Data excerpts
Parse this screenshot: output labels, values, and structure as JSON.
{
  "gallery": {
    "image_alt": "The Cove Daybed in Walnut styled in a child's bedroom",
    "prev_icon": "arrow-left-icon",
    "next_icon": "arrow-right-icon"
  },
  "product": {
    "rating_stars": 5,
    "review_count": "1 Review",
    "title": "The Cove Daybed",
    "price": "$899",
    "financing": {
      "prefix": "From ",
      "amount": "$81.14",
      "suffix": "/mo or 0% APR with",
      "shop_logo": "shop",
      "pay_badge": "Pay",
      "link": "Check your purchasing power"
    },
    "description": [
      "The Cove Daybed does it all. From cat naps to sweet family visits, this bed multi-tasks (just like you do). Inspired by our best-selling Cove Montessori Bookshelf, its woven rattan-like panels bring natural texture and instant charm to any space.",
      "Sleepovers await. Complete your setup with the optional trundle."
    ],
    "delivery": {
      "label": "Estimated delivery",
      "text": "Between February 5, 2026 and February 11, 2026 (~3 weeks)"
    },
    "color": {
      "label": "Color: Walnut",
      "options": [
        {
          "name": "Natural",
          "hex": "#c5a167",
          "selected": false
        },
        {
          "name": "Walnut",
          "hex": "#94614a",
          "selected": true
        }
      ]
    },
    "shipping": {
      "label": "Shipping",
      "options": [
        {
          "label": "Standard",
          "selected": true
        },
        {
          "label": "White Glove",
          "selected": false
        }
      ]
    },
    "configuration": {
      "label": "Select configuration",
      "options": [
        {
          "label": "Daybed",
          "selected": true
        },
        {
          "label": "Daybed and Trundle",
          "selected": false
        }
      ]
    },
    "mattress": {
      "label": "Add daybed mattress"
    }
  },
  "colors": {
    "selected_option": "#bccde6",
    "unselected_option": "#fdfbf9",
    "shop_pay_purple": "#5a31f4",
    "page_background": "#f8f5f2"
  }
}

## YOUR TASK
List all lines holding the string "mattress".

## FINISHED TASK
    "mattress": {
      "label": "Add daybed mattress"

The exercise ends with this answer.